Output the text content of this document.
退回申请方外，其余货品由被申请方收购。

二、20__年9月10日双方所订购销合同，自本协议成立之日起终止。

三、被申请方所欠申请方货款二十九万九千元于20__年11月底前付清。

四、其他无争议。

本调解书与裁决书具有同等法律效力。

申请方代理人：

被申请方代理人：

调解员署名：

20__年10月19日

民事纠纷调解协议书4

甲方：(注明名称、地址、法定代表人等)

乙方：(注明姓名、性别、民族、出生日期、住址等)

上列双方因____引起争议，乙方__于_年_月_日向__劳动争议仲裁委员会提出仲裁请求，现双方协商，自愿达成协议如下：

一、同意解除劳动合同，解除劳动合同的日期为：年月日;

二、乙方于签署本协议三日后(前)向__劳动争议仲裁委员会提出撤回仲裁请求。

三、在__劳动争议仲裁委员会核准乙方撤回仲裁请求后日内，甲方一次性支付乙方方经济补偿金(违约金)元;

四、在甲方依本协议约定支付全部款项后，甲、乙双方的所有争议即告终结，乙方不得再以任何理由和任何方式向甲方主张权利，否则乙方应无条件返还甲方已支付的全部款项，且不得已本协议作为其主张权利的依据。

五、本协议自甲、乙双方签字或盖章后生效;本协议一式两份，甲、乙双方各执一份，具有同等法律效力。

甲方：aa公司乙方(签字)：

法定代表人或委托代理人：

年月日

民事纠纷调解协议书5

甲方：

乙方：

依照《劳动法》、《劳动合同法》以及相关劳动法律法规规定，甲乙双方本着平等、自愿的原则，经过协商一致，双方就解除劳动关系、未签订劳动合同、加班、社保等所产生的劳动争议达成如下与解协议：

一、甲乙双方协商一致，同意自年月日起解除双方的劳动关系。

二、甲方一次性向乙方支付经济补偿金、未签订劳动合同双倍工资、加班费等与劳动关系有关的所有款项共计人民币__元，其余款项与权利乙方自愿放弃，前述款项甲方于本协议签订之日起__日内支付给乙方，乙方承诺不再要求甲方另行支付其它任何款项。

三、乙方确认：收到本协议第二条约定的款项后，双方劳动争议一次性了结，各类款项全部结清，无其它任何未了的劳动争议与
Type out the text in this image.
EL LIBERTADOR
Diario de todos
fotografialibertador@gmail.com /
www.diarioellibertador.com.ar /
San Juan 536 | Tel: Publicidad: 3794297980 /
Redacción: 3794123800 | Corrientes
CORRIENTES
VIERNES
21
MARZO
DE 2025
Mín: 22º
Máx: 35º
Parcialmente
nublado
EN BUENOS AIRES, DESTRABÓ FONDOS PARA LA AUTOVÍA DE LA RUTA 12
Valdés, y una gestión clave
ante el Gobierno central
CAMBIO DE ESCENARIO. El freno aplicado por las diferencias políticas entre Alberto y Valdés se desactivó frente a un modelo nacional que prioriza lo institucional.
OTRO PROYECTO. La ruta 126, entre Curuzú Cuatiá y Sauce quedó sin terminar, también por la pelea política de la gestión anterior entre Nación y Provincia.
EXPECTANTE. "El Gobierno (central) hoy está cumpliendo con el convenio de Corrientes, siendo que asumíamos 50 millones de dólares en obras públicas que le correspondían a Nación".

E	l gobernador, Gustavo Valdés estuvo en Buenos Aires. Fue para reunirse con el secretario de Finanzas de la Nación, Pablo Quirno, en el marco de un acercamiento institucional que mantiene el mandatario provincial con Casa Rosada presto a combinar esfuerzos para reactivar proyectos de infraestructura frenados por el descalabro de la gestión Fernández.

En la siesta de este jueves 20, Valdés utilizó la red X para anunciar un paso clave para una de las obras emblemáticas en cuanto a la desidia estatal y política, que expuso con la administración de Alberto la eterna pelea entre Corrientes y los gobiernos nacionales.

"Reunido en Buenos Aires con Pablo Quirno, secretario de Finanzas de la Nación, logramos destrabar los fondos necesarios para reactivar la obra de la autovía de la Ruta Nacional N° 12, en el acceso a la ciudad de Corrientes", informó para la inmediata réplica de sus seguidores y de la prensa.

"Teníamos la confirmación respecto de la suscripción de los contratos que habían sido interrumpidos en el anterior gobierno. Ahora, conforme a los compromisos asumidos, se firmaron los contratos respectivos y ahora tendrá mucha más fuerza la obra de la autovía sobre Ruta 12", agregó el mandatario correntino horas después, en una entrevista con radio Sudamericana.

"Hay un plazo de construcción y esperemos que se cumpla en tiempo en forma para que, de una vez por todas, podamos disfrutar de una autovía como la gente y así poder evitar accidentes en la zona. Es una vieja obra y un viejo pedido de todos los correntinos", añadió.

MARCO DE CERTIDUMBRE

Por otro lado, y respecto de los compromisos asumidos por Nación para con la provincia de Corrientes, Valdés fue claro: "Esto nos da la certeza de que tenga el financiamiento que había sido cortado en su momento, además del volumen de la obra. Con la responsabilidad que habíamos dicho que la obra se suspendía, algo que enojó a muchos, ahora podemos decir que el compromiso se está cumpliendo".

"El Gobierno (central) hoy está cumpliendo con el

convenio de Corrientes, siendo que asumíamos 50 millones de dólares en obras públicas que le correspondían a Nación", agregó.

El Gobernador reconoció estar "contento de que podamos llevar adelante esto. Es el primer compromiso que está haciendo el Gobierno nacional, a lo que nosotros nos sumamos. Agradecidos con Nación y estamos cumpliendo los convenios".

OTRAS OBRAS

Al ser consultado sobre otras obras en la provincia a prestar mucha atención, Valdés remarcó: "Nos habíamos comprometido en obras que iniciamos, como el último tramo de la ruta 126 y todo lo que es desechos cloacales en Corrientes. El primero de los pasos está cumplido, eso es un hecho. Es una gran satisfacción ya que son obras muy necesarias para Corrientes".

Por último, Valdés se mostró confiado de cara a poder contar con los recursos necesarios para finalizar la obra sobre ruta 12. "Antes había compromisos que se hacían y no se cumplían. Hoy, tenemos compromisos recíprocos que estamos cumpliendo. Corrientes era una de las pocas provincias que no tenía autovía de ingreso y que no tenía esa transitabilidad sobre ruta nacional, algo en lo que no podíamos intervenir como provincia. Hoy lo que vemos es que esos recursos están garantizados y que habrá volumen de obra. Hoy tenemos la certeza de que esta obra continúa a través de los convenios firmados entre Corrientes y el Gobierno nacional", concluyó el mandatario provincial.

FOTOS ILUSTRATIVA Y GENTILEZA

◇ ◇ ◇ ◇ ◇ ◇ ◇

[REQUIRED WORK] State the number of lines that contain the string "Alberto", with no other words.

[FULL ANSWER] 2